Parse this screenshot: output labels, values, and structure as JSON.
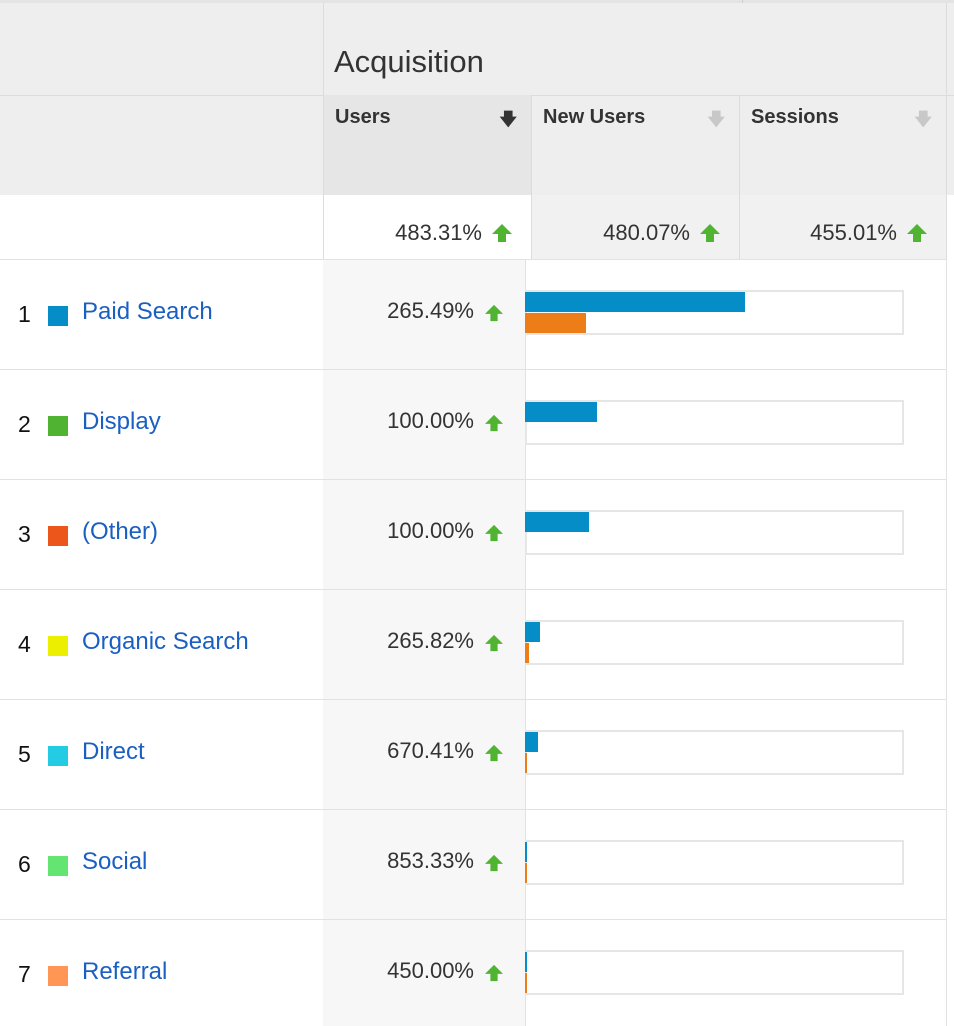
{
  "header": {
    "group_title": "Acquisition",
    "columns": [
      {
        "label": "Users",
        "sort_icon": "sort-desc-icon",
        "active": true
      },
      {
        "label": "New Users",
        "sort_icon": "sort-desc-icon",
        "active": false
      },
      {
        "label": "Sessions",
        "sort_icon": "sort-desc-icon",
        "active": false
      }
    ]
  },
  "totals": {
    "users": "483.31%",
    "new_users": "480.07%",
    "sessions": "455.01%",
    "trend_icon": "up-arrow-icon"
  },
  "colors": {
    "link": "#1a5fc2",
    "up_arrow": "#50b432",
    "bar_current": "#058dc7",
    "bar_previous": "#ed7e17"
  },
  "rows": [
    {
      "rank": "1",
      "channel": "Paid Search",
      "swatch": "#058dc7",
      "users_change": "265.49%",
      "bar_current_fraction": 0.58,
      "bar_previous_fraction": 0.16
    },
    {
      "rank": "2",
      "channel": "Display",
      "swatch": "#50b432",
      "users_change": "100.00%",
      "bar_current_fraction": 0.19,
      "bar_previous_fraction": 0
    },
    {
      "rank": "3",
      "channel": "(Other)",
      "swatch": "#ed561b",
      "users_change": "100.00%",
      "bar_current_fraction": 0.17,
      "bar_previous_fraction": 0
    },
    {
      "rank": "4",
      "channel": "Organic Search",
      "swatch": "#edef00",
      "users_change": "265.82%",
      "bar_current_fraction": 0.04,
      "bar_previous_fraction": 0.011
    },
    {
      "rank": "5",
      "channel": "Direct",
      "swatch": "#24cbe5",
      "users_change": "670.41%",
      "bar_current_fraction": 0.035,
      "bar_previous_fraction": 0.006
    },
    {
      "rank": "6",
      "channel": "Social",
      "swatch": "#64e572",
      "users_change": "853.33%",
      "bar_current_fraction": 0.005,
      "bar_previous_fraction": 0.005
    },
    {
      "rank": "7",
      "channel": "Referral",
      "swatch": "#ff9655",
      "users_change": "450.00%",
      "bar_current_fraction": 0.005,
      "bar_previous_fraction": 0.005
    }
  ]
}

---

Reply with nothing except the number of lines in the listing above that include "swatch".

▸ Result below
7